EXERCISE REQUIREMENTS. Search the material below for the string "necessary" and extract each line that has it.

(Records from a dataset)
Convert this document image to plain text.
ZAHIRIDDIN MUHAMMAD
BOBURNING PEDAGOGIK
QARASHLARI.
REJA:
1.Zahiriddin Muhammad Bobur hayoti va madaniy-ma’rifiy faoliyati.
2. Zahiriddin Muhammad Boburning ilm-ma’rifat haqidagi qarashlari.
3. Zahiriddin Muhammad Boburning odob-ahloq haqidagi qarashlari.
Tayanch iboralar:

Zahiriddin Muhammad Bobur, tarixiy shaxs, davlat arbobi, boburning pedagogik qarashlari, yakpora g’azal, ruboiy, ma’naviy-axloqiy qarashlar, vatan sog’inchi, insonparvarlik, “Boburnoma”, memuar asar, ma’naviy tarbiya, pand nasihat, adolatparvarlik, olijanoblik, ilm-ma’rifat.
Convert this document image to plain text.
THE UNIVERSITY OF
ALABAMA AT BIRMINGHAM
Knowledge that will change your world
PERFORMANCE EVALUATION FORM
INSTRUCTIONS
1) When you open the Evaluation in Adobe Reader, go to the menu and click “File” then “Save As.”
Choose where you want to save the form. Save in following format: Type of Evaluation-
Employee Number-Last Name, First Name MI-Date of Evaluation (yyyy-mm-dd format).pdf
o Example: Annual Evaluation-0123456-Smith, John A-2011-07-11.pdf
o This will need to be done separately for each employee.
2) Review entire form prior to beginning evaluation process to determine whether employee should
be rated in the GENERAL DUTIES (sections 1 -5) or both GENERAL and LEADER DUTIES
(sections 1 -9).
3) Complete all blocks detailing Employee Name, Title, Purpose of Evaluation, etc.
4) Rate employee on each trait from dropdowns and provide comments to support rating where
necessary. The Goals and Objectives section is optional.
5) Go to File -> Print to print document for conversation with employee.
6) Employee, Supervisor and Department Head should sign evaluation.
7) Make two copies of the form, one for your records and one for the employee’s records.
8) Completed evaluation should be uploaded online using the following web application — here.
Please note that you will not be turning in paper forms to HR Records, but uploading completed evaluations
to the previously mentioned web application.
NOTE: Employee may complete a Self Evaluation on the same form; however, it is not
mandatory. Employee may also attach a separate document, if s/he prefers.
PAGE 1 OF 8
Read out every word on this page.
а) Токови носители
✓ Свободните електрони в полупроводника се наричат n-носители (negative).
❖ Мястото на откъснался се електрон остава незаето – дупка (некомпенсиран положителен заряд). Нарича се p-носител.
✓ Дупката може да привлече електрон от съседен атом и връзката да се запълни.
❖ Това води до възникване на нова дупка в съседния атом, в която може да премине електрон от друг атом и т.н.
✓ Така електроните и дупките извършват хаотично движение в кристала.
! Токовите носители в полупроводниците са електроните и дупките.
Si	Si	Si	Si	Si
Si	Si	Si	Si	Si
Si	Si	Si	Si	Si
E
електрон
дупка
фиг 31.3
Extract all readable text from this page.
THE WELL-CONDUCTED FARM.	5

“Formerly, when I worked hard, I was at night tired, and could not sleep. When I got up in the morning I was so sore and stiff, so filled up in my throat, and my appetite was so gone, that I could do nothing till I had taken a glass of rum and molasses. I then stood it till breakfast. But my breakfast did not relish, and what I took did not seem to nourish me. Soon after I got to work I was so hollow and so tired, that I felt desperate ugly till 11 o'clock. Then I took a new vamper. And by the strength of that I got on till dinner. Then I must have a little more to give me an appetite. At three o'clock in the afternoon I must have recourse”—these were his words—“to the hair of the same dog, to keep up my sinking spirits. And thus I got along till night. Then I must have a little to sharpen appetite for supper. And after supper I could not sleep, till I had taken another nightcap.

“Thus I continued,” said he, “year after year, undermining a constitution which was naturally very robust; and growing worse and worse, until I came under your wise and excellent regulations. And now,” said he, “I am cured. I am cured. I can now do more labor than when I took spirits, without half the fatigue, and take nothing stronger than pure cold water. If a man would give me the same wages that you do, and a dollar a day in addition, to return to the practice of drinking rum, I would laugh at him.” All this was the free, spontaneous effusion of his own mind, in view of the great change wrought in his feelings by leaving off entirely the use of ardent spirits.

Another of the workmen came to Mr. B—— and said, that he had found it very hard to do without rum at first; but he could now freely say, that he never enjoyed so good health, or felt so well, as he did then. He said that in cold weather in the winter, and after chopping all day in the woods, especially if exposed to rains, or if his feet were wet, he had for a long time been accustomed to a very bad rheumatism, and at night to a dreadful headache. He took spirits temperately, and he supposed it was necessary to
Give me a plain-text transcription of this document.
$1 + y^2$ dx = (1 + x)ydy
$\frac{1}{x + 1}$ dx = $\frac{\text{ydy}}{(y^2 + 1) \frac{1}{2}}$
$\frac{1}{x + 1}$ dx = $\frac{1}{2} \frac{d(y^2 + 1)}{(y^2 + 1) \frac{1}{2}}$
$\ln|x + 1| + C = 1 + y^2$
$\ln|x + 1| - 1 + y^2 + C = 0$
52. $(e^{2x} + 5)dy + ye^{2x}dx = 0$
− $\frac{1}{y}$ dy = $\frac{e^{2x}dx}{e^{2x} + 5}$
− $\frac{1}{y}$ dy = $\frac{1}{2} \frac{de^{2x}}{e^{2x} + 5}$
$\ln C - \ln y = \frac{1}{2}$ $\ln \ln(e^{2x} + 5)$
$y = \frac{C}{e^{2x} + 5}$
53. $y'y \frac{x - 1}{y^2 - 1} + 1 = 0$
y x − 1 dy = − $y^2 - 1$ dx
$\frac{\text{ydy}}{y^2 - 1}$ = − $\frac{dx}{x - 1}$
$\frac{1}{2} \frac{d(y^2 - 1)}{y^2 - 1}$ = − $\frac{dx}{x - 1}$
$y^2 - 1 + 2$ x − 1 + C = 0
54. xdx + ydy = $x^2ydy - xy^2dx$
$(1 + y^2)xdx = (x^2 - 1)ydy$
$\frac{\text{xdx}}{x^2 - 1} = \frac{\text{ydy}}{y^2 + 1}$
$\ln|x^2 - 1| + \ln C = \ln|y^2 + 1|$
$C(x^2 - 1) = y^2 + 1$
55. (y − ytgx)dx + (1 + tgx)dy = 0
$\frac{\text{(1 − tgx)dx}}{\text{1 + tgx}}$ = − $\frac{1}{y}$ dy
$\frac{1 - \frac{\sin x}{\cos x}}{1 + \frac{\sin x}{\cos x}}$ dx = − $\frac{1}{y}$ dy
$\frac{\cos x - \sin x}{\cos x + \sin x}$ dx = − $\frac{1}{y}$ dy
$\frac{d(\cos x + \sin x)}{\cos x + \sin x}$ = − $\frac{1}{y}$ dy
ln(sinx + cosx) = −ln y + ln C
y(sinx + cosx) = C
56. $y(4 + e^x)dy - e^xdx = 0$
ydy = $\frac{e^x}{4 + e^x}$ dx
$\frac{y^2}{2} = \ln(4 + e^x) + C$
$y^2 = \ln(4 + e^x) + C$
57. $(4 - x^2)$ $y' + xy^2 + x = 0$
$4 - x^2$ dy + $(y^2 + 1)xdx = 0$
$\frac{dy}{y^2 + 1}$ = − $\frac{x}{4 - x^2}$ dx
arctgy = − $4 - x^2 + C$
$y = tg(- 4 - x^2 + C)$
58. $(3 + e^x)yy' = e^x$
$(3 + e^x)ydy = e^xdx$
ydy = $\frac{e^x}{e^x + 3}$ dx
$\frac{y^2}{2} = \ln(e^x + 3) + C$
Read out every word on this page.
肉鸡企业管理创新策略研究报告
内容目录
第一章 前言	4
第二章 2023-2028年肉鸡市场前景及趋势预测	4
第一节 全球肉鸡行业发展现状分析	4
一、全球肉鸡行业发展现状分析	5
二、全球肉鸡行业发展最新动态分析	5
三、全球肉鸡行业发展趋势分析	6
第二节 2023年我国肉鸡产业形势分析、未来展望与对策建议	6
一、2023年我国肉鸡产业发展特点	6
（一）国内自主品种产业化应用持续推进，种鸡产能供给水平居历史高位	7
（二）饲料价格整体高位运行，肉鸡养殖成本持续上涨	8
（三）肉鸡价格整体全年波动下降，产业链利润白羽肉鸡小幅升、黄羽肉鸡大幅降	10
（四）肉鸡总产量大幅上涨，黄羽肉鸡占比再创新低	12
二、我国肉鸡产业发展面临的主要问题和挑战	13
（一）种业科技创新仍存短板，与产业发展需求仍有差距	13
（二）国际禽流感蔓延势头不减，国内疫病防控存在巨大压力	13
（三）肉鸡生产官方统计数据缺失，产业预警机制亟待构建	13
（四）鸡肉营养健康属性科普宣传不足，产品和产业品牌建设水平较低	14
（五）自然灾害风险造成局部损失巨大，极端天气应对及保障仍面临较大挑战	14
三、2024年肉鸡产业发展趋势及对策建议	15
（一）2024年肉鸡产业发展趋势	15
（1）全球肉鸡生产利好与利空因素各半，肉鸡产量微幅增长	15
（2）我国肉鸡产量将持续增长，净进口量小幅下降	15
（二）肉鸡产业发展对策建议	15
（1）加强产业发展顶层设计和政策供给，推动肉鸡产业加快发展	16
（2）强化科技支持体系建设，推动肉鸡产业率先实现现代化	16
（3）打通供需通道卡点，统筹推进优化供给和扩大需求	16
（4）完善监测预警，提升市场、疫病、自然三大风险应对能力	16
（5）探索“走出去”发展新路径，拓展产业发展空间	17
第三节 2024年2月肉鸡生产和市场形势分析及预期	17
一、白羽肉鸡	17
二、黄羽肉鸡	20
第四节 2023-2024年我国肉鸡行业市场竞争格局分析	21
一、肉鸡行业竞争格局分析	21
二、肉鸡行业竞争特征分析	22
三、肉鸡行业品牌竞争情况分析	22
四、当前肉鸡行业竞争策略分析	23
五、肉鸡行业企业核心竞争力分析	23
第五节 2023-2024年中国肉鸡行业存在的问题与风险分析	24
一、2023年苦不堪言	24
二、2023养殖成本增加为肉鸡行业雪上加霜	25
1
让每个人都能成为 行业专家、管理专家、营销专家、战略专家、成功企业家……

RESULT BELOW.
necessary. The Goals and Objectives section is optional.
Another of the workmen came to Mr. B—— and said, that he had found it very hard to do without rum at first; but he could now freely say, that he never enjoyed so good health, or felt so well, as he did then. He said that in cold weather in the winter, and after chopping all day in the woods, especially if exposed to rains, or if his feet were wet, he had for a long time been accustomed to a very bad rheumatism, and at night to a dreadful headache. He took spirits temperately, and he supposed it was necessary to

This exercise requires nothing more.